The data below is to be returned in full and exactly.

━━━━━ SOURCE MATERIAL

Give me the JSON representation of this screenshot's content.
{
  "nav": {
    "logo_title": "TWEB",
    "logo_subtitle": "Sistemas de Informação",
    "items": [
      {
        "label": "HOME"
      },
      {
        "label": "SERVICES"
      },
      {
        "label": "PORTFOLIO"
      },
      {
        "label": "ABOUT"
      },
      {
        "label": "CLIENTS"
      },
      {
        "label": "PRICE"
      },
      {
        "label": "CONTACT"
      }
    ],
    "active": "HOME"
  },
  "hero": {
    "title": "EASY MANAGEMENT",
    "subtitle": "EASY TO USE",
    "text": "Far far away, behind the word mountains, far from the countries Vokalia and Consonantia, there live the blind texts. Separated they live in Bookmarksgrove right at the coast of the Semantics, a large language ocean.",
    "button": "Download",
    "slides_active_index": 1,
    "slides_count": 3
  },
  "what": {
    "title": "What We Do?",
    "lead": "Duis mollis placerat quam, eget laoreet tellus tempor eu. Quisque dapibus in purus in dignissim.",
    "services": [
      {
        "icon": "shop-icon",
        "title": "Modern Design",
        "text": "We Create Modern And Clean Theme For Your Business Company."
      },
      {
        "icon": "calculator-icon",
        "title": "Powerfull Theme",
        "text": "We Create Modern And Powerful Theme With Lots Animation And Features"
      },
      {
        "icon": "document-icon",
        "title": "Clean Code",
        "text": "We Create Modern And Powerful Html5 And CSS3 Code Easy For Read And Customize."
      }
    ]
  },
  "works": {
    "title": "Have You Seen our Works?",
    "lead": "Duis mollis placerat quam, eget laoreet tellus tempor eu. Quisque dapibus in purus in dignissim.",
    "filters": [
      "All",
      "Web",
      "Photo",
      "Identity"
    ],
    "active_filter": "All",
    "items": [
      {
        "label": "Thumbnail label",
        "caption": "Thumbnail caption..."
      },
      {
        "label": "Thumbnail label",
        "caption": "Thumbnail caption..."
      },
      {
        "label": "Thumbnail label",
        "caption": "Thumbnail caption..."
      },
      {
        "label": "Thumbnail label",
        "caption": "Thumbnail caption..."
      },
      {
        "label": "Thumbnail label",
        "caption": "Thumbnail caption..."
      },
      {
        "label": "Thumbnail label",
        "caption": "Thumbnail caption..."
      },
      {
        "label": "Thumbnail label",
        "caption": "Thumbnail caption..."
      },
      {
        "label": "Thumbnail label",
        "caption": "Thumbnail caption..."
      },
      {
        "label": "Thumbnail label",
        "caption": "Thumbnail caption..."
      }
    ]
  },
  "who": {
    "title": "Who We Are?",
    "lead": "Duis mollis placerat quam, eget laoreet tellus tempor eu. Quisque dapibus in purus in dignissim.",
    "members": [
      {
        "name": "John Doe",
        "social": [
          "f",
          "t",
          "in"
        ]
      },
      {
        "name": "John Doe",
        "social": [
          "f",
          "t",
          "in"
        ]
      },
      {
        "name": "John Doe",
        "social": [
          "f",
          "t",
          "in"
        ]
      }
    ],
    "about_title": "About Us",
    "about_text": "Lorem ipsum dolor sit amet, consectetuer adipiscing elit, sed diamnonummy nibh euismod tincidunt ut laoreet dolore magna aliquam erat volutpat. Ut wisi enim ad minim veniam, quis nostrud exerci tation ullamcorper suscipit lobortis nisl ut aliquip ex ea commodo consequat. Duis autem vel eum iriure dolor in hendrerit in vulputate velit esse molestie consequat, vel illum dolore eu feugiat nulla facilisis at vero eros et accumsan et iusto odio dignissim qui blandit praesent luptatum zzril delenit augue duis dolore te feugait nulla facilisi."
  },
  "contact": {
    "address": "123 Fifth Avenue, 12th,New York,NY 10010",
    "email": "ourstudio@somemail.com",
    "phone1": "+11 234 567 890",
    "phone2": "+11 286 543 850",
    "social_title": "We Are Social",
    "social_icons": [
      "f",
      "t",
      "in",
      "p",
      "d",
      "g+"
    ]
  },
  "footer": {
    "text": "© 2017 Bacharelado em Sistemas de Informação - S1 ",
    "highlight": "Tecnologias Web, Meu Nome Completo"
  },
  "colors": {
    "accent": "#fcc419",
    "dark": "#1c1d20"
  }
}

━━━━━━━━━━

» RESPONSE TO THE EXERCISE:
Give me the JSON representation of this screenshot's content.
{
  "nav": {
    "logo_title": "TWEB",
    "logo_subtitle": "Sistemas de Informação",
    "items": [
      {
        "label": "HOME"
      },
      {
        "label": "SERVICES"
      },
      {
        "label": "PORTFOLIO"
      },
      {
        "label": "ABOUT"
      },
      {
        "label": "CLIENTS"
      },
      {
        "label": "PRICE"
      },
      {
        "label": "CONTACT"
      }
    ],
    "active": "HOME"
  },
  "hero": {
    "title": "EASY MANAGEMENT",
    "subtitle": "EASY TO USE",
    "text": "Far far away, behind the word mountains, far from the countries Vokalia and Consonantia, there live the blind texts. Separated they live in Bookmarksgrove right at the coast of the Semantics, a large language ocean.",
    "button": "Download",
    "slides_active_index": 1,
    "slides_count": 3
  },
  "what": {
    "title": "What We Do?",
    "lead": "Duis mollis placerat quam, eget laoreet tellus tempor eu. Quisque dapibus in purus in dignissim.",
    "services": [
      {
        "icon": "shop-icon",
        "title": "Modern Design",
        "text": "We Create Modern And Clean Theme For Your Business Company."
      },
      {
        "icon": "calculator-icon",
        "title": "Powerfull Theme",
        "text": "We Create Modern And Powerful Theme With Lots Animation And Features"
      },
      {
        "icon": "document-icon",
        "title": "Clean Code",
        "text": "We Create Modern And Powerful Html5 And CSS3 Code Easy For Read And Customize."
      }
    ]
  },
  "works": {
    "title": "Have You Seen our Works?",
    "lead": "Duis mollis placerat quam, eget laoreet tellus tempor eu. Quisque dapibus in purus in dignissim.",
    "filters": [
      "All",
      "Web",
      "Photo",
      "Identity"
    ],
    "active_filter": "All",
    "items": [
      {
        "label": "Thumbnail label",
        "caption": "Thumbnail caption..."
      },
      {
        "label": "Thumbnail label",
        "caption": "Thumbnail caption..."
      },
      {
        "label": "Thumbnail label",
        "caption": "Thumbnail caption..."
      },
      {
        "label": "Thumbnail label",
        "caption": "Thumbnail caption..."
      },
      {
        "label": "Thumbnail label",
        "caption": "Thumbnail caption..."
      },
      {
        "label": "Thumbnail label",
        "caption": "Thumbnail caption..."
      },
      {
        "label": "Thumbnail label",
        "caption": "Thumbnail caption..."
      },
      {
        "label": "Thumbnail label",
        "caption": "Thumbnail caption..."
      },
      {
        "label": "Thumbnail label",
        "caption": "Thumbnail caption..."
      }
    ]
  },
  "who": {
    "title": "Who We Are?",
    "lead": "Duis mollis placerat quam, eget laoreet tellus tempor eu. Quisque dapibus in purus in dignissim.",
    "members": [
      {
        "name": "John Doe",
        "social": [
          "f",
          "t",
          "in"
        ]
      },
      {
        "name": "John Doe",
        "social": [
          "f",
          "t",
          "in"
        ]
      },
      {
        "name": "John Doe",
        "social": [
          "f",
          "t",
          "in"
        ]
      }
    ],
    "about_title": "About Us",
    "about_text": "Lorem ipsum dolor sit amet, consectetuer adipiscing elit, sed diamnonummy nibh euismod tincidunt ut laoreet dolore magna aliquam erat volutpat. Ut wisi enim ad minim veniam, quis nostrud exerci tation ullamcorper suscipit lobortis nisl ut aliquip ex ea commodo consequat. Duis autem vel eum iriure dolor in hendrerit in vulputate velit esse molestie consequat, vel illum dolore eu feugiat nulla facilisis at vero eros et accumsan et iusto odio dignissim qui blandit praesent luptatum zzril delenit augue duis dolore te feugait nulla facilisi."
  },
  "contact": {
    "address": "123 Fifth Avenue, 12th,New York,NY 10010",
    "email": "ourstudio@somemail.com",
    "phone1": "+11 234 567 890",
    "phone2": "+11 286 543 850",
    "social_title": "We Are Social",
    "social_icons": [
      "f",
      "t",
      "in",
      "p",
      "d",
      "g+"
    ]
  },
  "footer": {
    "text": "© 2017 Bacharelado em Sistemas de Informação - S1 ",
    "highlight": "Tecnologias Web, Meu Nome Completo"
  },
  "colors": {
    "accent": "#fcc419",
    "dark": "#1c1d20"
  }
}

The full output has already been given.